**EXERCISE DIRECTIONS**. Reproduce each line bearing the word "河南中考".

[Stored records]
######

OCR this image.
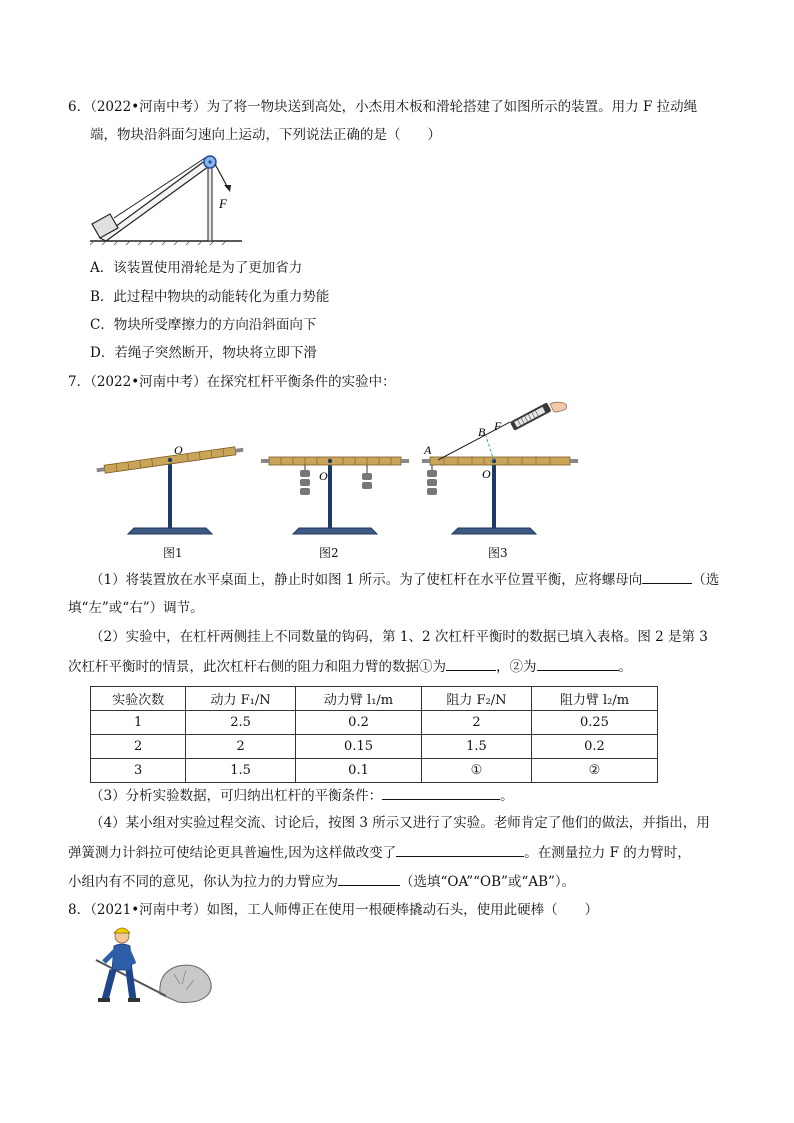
6．（2022•河南中考）为了将一物块送到高处，小杰用木板和滑轮搭建了如图所示的装置。用力 F 拉动绳
端，物块沿斜面匀速向上运动，下列说法正确的是（　　）
F
A．该装置使用滑轮是为了更加省力
B．此过程中物块的动能转化为重力势能
C．物块所受摩擦力的方向沿斜面向下
D．若绳子突然断开，物块将立即下滑
7．（2022•河南中考）在探究杠杆平衡条件的实验中：
O
O	O
A
B F
图1	图2	图3
（1）将装置放在水平桌面上，静止时如图 1 所示。为了使杠杆在水平位置平衡，应将螺母向	（选
填“左”或“右”）调节。
（2）实验中，在杠杆两侧挂上不同数量的钩码，第 1、2 次杠杆平衡时的数据已填入表格。图 2 是第 3
次杠杆平衡时的情景，此次杠杆右侧的阻力和阻力臂的数据①为	，②为	。
实验次数	动力 F₁/N	动力臂 l₁/m	阻力 F₂/N	阻力臂 l₂/m
1	2.5	0.2	2	0.25
2	2	0.15	1.5	0.2
3	1.5	0.1	①	②
（3）分析实验数据，可归纳出杠杆的平衡条件：	。
（4）某小组对实验过程交流、讨论后，按图 3 所示又进行了实验。老师肯定了他们的做法，并指出，用
弹簧测力计斜拉可使结论更具普遍性,因为这样做改变了	。在测量拉力 F 的力臂时，
小组内有不同的意见，你认为拉力的力臂应为	（选填“OA”“OB”或“AB”）。
8．（2021•河南中考）如图，工人师傅正在使用一根硬棒撬动石头，使用此硬棒（　　）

######

**FULL OUTPUT**.
6．（2022•河南中考）为了将一物块送到高处，小杰用木板和滑轮搭建了如图所示的装置。用力 F 拉动绳
7．（2022•河南中考）在探究杠杆平衡条件的实验中：
8．（2021•河南中考）如图，工人师傅正在使用一根硬棒撬动石头，使用此硬棒（　　）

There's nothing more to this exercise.